Stored data:
·····

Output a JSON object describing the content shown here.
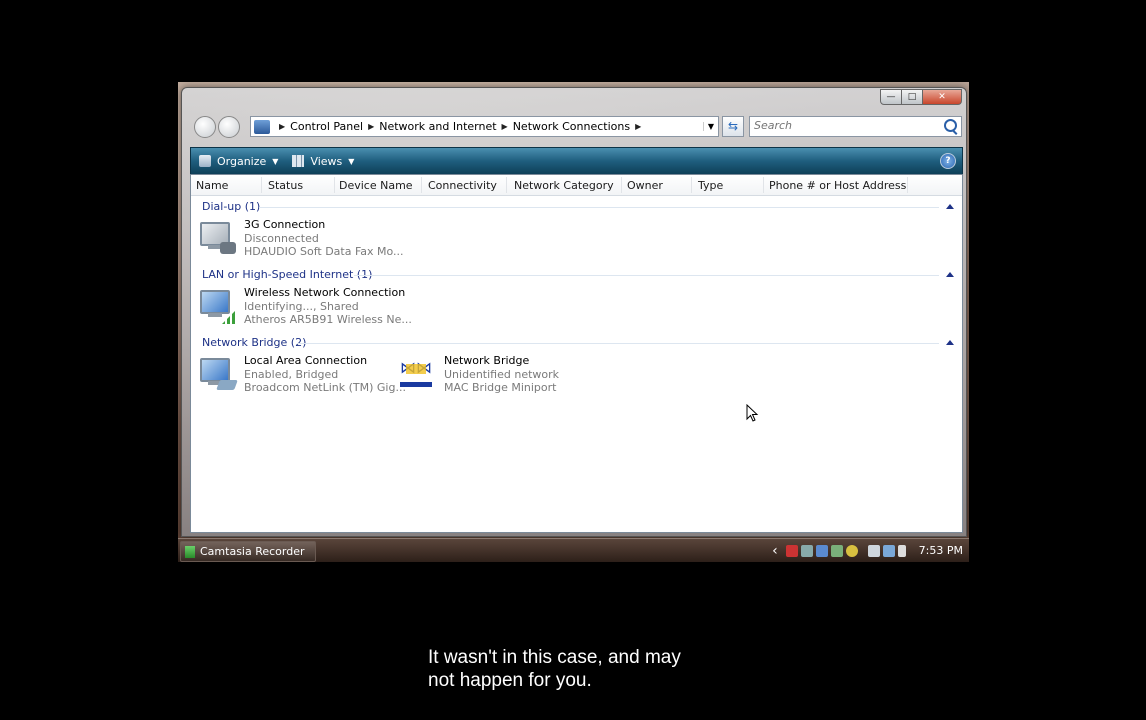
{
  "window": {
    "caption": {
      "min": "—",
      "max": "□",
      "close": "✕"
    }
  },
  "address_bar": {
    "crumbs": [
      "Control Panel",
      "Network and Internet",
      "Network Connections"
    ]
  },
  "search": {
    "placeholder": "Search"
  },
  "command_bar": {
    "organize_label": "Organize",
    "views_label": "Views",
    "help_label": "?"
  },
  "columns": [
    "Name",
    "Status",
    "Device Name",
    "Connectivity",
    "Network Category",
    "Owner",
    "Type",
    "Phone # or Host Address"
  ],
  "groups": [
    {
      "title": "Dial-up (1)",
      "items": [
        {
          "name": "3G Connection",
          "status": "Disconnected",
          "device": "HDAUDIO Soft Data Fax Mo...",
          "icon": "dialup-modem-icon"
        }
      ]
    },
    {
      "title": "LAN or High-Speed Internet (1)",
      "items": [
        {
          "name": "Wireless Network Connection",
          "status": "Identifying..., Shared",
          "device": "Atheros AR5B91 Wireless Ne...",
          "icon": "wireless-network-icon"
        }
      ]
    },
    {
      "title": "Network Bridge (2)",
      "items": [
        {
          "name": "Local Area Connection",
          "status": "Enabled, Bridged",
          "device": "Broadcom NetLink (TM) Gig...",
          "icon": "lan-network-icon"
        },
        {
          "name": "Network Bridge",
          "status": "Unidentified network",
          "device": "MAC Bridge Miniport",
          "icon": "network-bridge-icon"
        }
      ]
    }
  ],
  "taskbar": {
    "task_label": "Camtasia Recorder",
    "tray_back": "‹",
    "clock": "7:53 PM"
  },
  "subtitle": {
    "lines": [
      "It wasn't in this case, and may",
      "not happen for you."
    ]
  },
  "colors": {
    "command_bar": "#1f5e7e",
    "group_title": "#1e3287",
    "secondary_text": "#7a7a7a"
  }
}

·····

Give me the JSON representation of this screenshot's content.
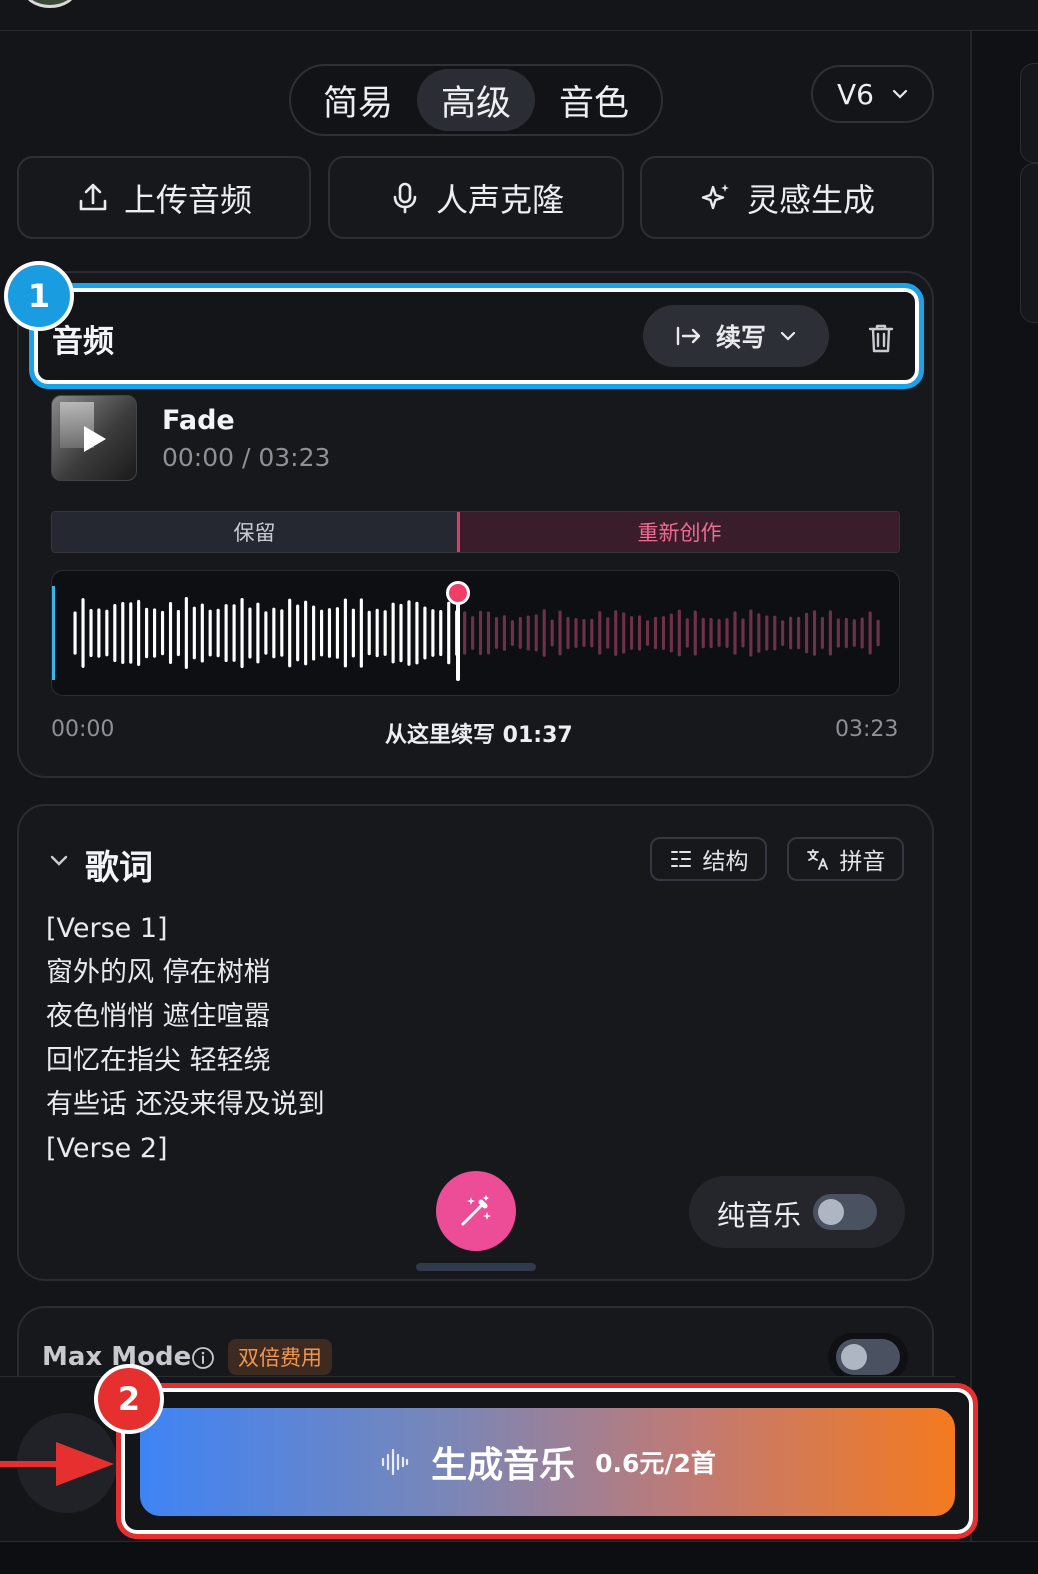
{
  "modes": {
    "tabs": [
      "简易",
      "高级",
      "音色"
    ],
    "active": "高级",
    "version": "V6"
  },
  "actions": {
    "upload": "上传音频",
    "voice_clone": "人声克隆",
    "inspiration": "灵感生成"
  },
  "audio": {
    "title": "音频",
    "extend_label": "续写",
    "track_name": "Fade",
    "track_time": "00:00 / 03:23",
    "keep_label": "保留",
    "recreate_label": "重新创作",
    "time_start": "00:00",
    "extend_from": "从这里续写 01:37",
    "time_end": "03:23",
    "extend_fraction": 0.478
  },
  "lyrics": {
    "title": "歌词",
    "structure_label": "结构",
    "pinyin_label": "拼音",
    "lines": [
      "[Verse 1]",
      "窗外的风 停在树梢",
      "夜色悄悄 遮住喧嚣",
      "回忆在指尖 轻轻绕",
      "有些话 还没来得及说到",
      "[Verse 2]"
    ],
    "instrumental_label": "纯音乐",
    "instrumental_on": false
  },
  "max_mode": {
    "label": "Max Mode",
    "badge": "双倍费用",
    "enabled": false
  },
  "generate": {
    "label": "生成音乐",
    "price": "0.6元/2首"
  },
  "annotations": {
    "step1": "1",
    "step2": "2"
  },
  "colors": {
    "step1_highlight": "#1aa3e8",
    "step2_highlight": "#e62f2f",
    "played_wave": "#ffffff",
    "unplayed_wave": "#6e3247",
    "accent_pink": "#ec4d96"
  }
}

·····

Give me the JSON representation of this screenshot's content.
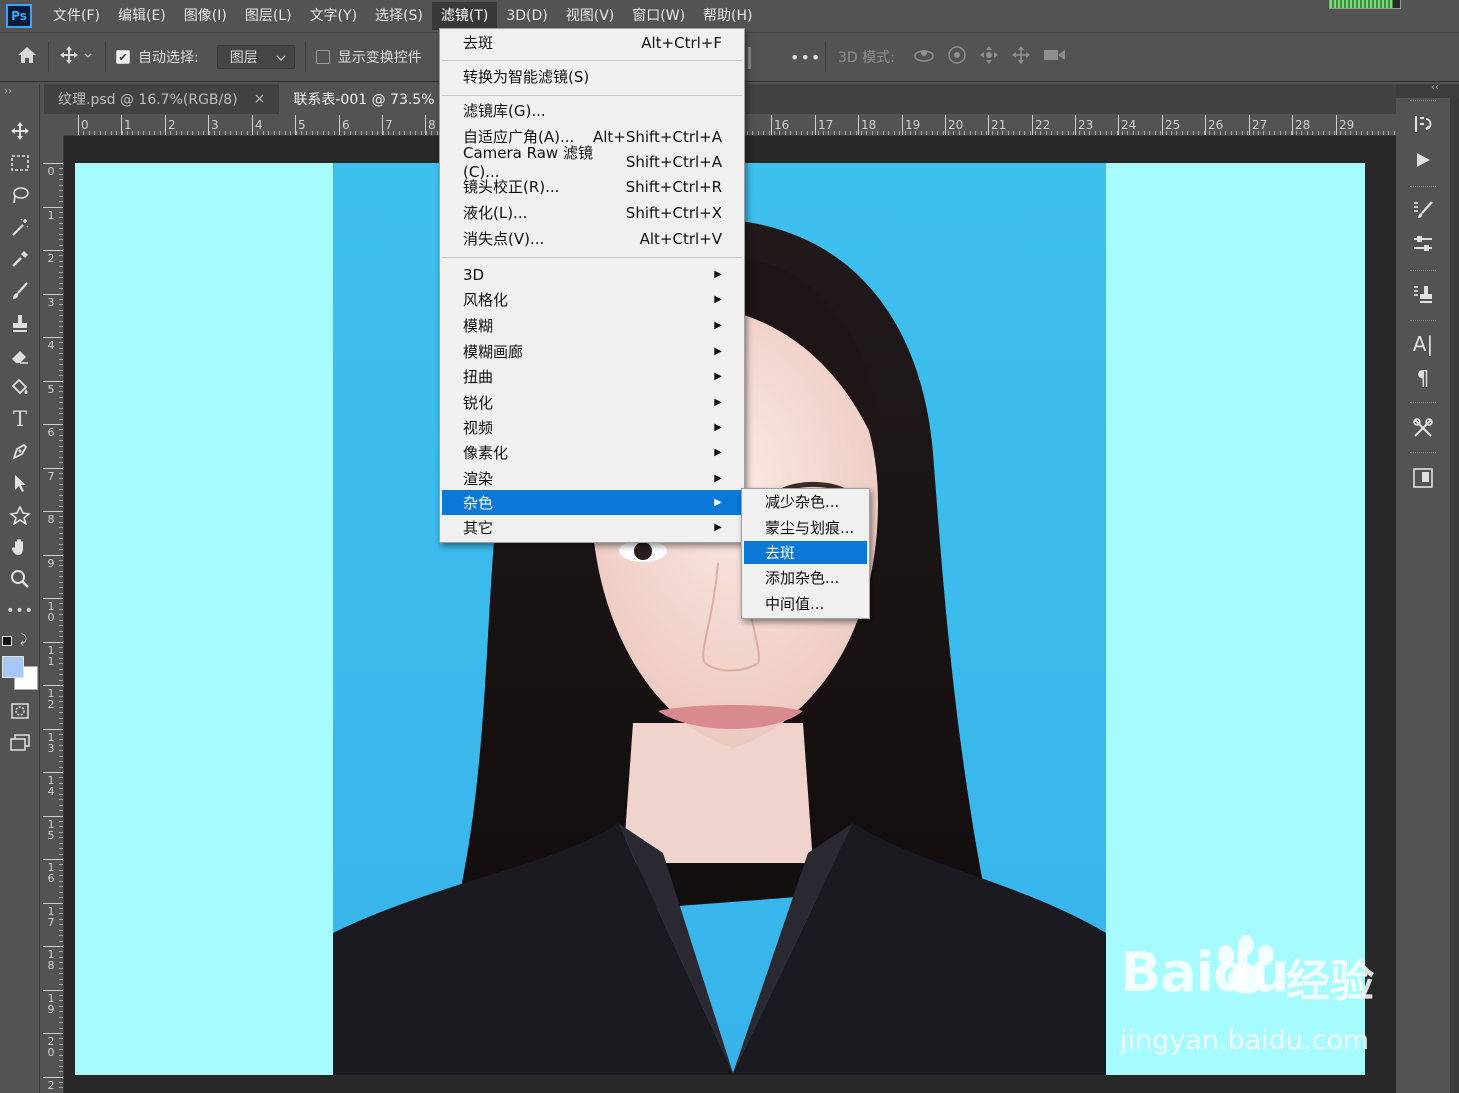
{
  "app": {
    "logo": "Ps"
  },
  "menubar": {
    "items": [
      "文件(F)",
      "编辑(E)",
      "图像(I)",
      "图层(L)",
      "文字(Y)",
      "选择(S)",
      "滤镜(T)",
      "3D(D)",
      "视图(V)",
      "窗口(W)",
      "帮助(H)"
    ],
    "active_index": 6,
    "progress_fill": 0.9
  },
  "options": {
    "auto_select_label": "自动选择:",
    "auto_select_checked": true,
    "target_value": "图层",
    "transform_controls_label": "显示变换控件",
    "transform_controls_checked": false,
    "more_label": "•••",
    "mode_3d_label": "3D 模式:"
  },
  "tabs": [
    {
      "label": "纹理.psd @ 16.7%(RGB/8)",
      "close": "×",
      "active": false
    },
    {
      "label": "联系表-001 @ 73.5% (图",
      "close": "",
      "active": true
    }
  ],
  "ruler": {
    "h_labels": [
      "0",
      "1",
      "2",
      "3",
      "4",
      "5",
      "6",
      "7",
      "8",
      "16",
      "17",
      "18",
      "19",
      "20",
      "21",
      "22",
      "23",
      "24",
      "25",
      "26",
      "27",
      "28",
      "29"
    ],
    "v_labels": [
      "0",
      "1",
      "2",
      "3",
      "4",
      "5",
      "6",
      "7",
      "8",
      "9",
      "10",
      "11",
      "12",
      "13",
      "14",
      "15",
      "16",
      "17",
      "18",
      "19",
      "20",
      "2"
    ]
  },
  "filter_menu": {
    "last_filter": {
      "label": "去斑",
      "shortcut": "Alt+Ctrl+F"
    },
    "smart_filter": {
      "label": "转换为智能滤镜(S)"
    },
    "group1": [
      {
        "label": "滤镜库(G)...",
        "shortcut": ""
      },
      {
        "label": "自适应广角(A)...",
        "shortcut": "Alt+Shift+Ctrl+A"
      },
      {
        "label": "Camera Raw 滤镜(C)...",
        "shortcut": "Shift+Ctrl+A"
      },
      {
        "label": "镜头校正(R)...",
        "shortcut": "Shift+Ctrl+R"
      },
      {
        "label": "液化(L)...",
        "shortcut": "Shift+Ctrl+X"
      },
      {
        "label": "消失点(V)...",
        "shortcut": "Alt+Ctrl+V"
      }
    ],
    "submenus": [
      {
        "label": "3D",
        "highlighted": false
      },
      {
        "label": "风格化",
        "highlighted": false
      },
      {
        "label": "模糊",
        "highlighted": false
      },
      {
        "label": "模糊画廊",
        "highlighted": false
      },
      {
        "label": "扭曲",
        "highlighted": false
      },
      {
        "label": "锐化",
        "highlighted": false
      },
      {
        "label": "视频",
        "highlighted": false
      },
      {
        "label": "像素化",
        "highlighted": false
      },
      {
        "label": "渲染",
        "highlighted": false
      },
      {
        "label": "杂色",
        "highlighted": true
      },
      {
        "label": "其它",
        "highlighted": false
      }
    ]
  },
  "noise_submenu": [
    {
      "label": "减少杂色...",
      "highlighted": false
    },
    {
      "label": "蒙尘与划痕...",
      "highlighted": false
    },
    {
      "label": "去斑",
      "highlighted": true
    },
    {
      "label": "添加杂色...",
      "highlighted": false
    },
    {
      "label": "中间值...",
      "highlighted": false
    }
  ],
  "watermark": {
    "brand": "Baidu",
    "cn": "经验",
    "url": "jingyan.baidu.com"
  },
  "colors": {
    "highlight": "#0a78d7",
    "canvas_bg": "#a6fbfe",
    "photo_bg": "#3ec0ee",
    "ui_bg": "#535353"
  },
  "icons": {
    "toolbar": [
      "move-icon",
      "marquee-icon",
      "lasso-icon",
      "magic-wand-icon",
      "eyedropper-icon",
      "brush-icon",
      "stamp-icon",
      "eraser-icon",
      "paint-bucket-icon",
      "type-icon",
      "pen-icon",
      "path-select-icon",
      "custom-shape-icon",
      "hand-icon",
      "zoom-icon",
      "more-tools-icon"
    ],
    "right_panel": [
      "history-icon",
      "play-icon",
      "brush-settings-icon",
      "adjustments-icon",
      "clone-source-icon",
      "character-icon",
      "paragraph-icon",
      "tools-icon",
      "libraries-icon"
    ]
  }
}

·····

__Exercise directions__
Pick out the lines above containing the word "Ctrl", then copy them.

__Complete output__
      "shortcut": "Alt+Ctrl+F"
        "shortcut": "Alt+Shift+Ctrl+A"
        "shortcut": "Shift+Ctrl+A"
        "shortcut": "Shift+Ctrl+R"
        "shortcut": "Shift+Ctrl+X"
        "shortcut": "Alt+Ctrl+V"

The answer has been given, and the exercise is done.